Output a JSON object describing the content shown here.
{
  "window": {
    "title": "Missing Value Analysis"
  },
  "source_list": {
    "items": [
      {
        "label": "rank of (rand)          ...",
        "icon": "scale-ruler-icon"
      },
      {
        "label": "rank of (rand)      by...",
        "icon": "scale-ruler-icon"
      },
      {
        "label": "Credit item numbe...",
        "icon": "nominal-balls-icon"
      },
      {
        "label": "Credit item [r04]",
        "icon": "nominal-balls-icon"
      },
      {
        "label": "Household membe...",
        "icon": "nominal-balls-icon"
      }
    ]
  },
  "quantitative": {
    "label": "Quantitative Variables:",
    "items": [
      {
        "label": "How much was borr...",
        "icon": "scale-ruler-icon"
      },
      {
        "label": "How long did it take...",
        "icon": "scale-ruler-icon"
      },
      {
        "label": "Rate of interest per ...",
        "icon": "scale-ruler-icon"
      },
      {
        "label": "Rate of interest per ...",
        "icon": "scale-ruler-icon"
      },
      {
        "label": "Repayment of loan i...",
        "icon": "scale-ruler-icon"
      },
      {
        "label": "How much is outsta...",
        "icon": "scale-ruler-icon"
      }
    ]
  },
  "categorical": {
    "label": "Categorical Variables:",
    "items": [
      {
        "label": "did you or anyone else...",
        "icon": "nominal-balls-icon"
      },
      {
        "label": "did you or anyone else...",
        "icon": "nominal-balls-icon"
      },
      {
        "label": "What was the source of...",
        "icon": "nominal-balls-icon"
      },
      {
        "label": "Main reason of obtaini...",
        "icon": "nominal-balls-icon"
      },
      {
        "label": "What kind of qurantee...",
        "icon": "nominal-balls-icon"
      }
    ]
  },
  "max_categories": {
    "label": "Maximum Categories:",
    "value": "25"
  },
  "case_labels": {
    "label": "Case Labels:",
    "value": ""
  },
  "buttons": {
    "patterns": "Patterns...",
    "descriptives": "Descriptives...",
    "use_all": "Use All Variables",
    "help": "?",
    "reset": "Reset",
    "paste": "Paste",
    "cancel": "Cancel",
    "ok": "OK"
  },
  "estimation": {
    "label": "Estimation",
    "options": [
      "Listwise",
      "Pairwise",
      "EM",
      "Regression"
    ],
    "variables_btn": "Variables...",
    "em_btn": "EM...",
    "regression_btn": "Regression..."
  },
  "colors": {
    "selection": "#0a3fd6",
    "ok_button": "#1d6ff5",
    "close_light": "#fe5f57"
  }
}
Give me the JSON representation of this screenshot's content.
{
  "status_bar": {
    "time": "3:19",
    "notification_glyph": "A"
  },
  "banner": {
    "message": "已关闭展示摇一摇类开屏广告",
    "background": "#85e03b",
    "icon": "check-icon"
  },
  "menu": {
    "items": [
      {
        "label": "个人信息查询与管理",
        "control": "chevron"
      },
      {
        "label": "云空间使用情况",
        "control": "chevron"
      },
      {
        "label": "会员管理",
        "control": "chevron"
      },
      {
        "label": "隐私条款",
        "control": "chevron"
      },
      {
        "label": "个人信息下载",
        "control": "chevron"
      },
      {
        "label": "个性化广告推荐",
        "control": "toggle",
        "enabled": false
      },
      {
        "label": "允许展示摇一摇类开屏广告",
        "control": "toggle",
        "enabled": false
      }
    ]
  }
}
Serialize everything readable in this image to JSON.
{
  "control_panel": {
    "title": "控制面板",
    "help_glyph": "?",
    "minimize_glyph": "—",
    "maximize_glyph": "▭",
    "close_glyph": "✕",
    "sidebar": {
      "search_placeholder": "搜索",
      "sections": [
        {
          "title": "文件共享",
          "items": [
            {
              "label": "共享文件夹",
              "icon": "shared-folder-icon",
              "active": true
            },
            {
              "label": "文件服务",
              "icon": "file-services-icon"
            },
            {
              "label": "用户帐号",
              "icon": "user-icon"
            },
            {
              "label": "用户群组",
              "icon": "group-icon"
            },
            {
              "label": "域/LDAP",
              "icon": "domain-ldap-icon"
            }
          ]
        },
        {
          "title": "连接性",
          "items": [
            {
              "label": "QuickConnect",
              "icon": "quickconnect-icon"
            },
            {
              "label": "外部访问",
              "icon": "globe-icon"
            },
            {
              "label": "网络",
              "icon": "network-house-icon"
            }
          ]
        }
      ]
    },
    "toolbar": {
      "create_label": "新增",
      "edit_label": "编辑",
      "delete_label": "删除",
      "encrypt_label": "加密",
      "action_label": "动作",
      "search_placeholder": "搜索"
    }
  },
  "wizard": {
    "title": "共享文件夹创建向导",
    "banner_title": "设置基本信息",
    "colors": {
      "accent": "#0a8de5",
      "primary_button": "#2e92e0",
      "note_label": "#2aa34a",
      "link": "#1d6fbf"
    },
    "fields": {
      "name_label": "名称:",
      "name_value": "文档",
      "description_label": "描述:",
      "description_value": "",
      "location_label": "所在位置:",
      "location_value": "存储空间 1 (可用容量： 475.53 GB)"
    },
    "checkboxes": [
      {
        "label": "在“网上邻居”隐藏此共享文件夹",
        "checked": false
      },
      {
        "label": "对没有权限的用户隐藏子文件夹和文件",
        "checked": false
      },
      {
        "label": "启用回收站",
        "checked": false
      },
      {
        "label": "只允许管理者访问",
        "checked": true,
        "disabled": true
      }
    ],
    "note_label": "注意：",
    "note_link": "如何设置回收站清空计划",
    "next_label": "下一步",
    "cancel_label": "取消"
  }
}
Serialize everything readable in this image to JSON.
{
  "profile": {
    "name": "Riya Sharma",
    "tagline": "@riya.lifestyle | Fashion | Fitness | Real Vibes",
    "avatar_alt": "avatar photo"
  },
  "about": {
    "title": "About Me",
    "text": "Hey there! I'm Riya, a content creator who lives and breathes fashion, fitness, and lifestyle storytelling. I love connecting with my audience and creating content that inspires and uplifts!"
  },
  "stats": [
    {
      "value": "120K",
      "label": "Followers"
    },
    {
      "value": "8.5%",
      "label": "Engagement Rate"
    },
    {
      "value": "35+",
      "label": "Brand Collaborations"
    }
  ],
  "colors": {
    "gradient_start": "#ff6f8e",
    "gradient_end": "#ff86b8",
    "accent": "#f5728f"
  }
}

★ ★ ★ ★ ★

Directions
Copy every line from the records above that contains the word "Credit".

Expected output
        "label": "Credit item numbe...",
        "label": "Credit item [r04]",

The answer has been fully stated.